Description of the task >> Images are not part of the copy; write out the rest of the data exactly as given.

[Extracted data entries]

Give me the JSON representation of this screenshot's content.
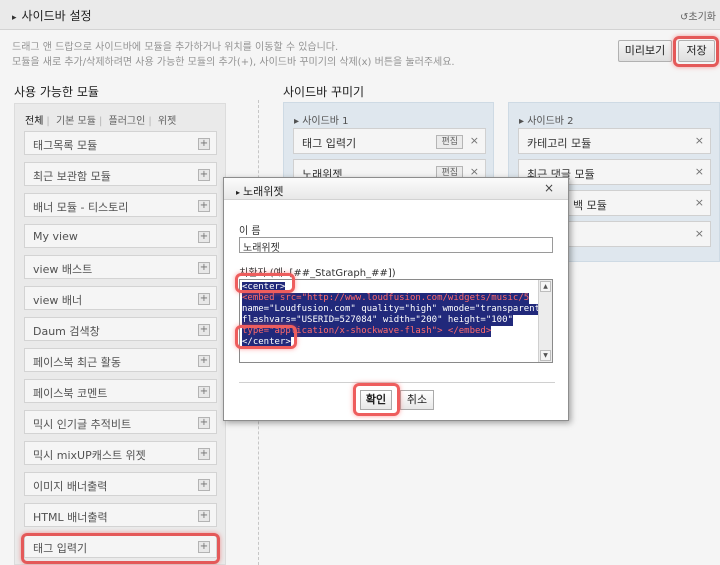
{
  "header": {
    "title": "사이드바 설정",
    "reset": "초기화"
  },
  "help": {
    "line1": "드래그 앤 드랍으로 사이드바에 모듈을 추가하거나 위치를 이동할 수 있습니다.",
    "line2": "모듈을 새로 추가/삭제하려면 사용 가능한 모듈의 추가(+), 사이드바 꾸미기의 삭제(x) 버튼을 눌러주세요."
  },
  "toolbar": {
    "preview_label": "미리보기",
    "save_label": "저장"
  },
  "available": {
    "title": "사용 가능한 모듈",
    "filters": [
      "전체",
      "기본 모듈",
      "플러그인",
      "위젯"
    ],
    "modules": [
      "태그목록 모듈",
      "최근 보관함 모듈",
      "배너 모듈 - 티스토리",
      "My view",
      "view 배스트",
      "view 배너",
      "Daum 검색창",
      "페이스북 최근 활동",
      "페이스북 코멘트",
      "믹시 인기글 추적비트",
      "믹시 mixUP캐스트 위젯",
      "이미지 배너출력",
      "HTML 배너출력",
      "태그 입력기"
    ]
  },
  "decorate": {
    "title": "사이드바 꾸미기",
    "sidebar1": {
      "title": "사이드바 1",
      "items": [
        "태그 입력기",
        "노래위젯"
      ],
      "edit_label": "편집"
    },
    "sidebar2": {
      "title": "사이드바 2",
      "items": [
        "카테고리 모듈",
        "최근 댓글 모듈",
        "백 모듈"
      ]
    }
  },
  "dialog": {
    "title": "노래위젯",
    "name_label": "이 름",
    "name_value": "노래위젯",
    "replace_label": "치환자 (예: [##_StatGraph_##])",
    "code_lines": [
      "<center>",
      "<embed src=\"http://www.loudfusion.com/widgets/music/5",
      "name=\"Loudfusion.com\" quality=\"high\" wmode=\"transparent\"",
      "flashvars=\"USERID=527084\" width=\"200\" height=\"100\"",
      "type=\"application/x-shockwave-flash\"> </embed>",
      "</center>"
    ],
    "confirm_label": "확인",
    "cancel_label": "취소"
  },
  "colors": {
    "highlight": "#ee5d5d",
    "selection": "#21297b",
    "sidebar_bg": "#e9f1f8"
  }
}
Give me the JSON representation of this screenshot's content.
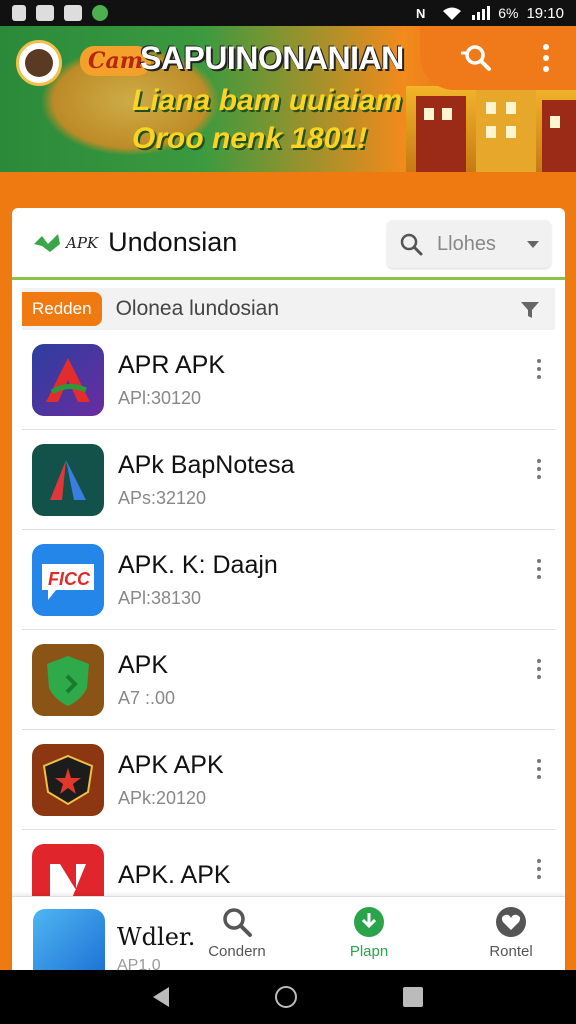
{
  "status_bar": {
    "time": "19:10",
    "battery": "6%"
  },
  "banner": {
    "cam_label": "Cam",
    "title": "SAPUINONANIAN",
    "line2": "Liana bam uuiaiam",
    "line3": "Oroo nenk 1801!"
  },
  "header": {
    "logo_text": "APK",
    "title": "Undonsian",
    "search_placeholder": "Llohes"
  },
  "filter": {
    "badge": "Redden",
    "text": "Olonea lundosian"
  },
  "apps": [
    {
      "name": "APR APK",
      "meta": "APl:30120",
      "icon": "apr-app-icon",
      "color": "#2b3f9e",
      "glyph": "A"
    },
    {
      "name": "APk BapNotesa",
      "meta": "APs:32120",
      "icon": "apk-bapnotesa-icon",
      "color": "#13524a",
      "glyph": "A"
    },
    {
      "name": "APK. K: Daajn",
      "meta": "APl:38130",
      "icon": "daajn-app-icon",
      "color": "#2486e8",
      "glyph": "FICC"
    },
    {
      "name": "APK",
      "meta": "A7 :.00",
      "icon": "shield-app-icon",
      "color": "#8a5417",
      "glyph": ""
    },
    {
      "name": "APK APK",
      "meta": "APk:20120",
      "icon": "badge-app-icon",
      "color": "#8c3712",
      "glyph": "★"
    },
    {
      "name": "APK. APK",
      "meta": "",
      "icon": "red-app-icon",
      "color": "#e0262c",
      "glyph": "N"
    }
  ],
  "bottom": {
    "peek_name": "Wdler.",
    "peek_meta": "AP1.0",
    "nav": [
      {
        "label": "Condern",
        "icon": "search-icon"
      },
      {
        "label": "Plapn",
        "icon": "download-icon"
      },
      {
        "label": "Rontel",
        "icon": "heart-icon"
      }
    ]
  },
  "colors": {
    "accent_orange": "#f07a12",
    "accent_green": "#2aa34a",
    "divider_green": "#8bc34a"
  }
}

Final answer >>
Give me the JSON representation of this screenshot's content.
{
  "header": {
    "title": "사이드바 설정",
    "reset": "초기화"
  },
  "help": {
    "line1": "드래그 앤 드랍으로 사이드바에 모듈을 추가하거나 위치를 이동할 수 있습니다.",
    "line2": "모듈을 새로 추가/삭제하려면 사용 가능한 모듈의 추가(+), 사이드바 꾸미기의 삭제(x) 버튼을 눌러주세요."
  },
  "toolbar": {
    "preview_label": "미리보기",
    "save_label": "저장"
  },
  "available": {
    "title": "사용 가능한 모듈",
    "filters": [
      "전체",
      "기본 모듈",
      "플러그인",
      "위젯"
    ],
    "modules": [
      "태그목록 모듈",
      "최근 보관함 모듈",
      "배너 모듈 - 티스토리",
      "My view",
      "view 배스트",
      "view 배너",
      "Daum 검색창",
      "페이스북 최근 활동",
      "페이스북 코멘트",
      "믹시 인기글 추적비트",
      "믹시 mixUP캐스트 위젯",
      "이미지 배너출력",
      "HTML 배너출력",
      "태그 입력기"
    ]
  },
  "decorate": {
    "title": "사이드바 꾸미기",
    "sidebar1": {
      "title": "사이드바 1",
      "items": [
        "태그 입력기",
        "노래위젯"
      ],
      "edit_label": "편집"
    },
    "sidebar2": {
      "title": "사이드바 2",
      "items": [
        "카테고리 모듈",
        "최근 댓글 모듈",
        "백 모듈"
      ]
    }
  },
  "dialog": {
    "title": "노래위젯",
    "name_label": "이 름",
    "name_value": "노래위젯",
    "replace_label": "치환자 (예: [##_StatGraph_##])",
    "code_lines": [
      "<center>",
      "<embed src=\"http://www.loudfusion.com/widgets/music/5",
      "name=\"Loudfusion.com\" quality=\"high\" wmode=\"transparent\"",
      "flashvars=\"USERID=527084\" width=\"200\" height=\"100\"",
      "type=\"application/x-shockwave-flash\"> </embed>",
      "</center>"
    ],
    "confirm_label": "확인",
    "cancel_label": "취소"
  },
  "colors": {
    "highlight": "#ee5d5d",
    "selection": "#21297b",
    "sidebar_bg": "#e9f1f8"
  }
}
Give me the JSON representation of this screenshot's content.
{
  "status_bar": {
    "time": "19:10",
    "battery": "6%"
  },
  "banner": {
    "cam_label": "Cam",
    "title": "SAPUINONANIAN",
    "line2": "Liana bam uuiaiam",
    "line3": "Oroo nenk 1801!"
  },
  "header": {
    "logo_text": "APK",
    "title": "Undonsian",
    "search_placeholder": "Llohes"
  },
  "filter": {
    "badge": "Redden",
    "text": "Olonea lundosian"
  },
  "apps": [
    {
      "name": "APR APK",
      "meta": "APl:30120",
      "icon": "apr-app-icon",
      "color": "#2b3f9e",
      "glyph": "A"
    },
    {
      "name": "APk BapNotesa",
      "meta": "APs:32120",
      "icon": "apk-bapnotesa-icon",
      "color": "#13524a",
      "glyph": "A"
    },
    {
      "name": "APK. K: Daajn",
      "meta": "APl:38130",
      "icon": "daajn-app-icon",
      "color": "#2486e8",
      "glyph": "FICC"
    },
    {
      "name": "APK",
      "meta": "A7 :.00",
      "icon": "shield-app-icon",
      "color": "#8a5417",
      "glyph": ""
    },
    {
      "name": "APK APK",
      "meta": "APk:20120",
      "icon": "badge-app-icon",
      "color": "#8c3712",
      "glyph": "★"
    },
    {
      "name": "APK. APK",
      "meta": "",
      "icon": "red-app-icon",
      "color": "#e0262c",
      "glyph": "N"
    }
  ],
  "bottom": {
    "peek_name": "Wdler.",
    "peek_meta": "AP1.0",
    "nav": [
      {
        "label": "Condern",
        "icon": "search-icon"
      },
      {
        "label": "Plapn",
        "icon": "download-icon"
      },
      {
        "label": "Rontel",
        "icon": "heart-icon"
      }
    ]
  },
  "colors": {
    "accent_orange": "#f07a12",
    "accent_green": "#2aa34a",
    "divider_green": "#8bc34a"
  }
}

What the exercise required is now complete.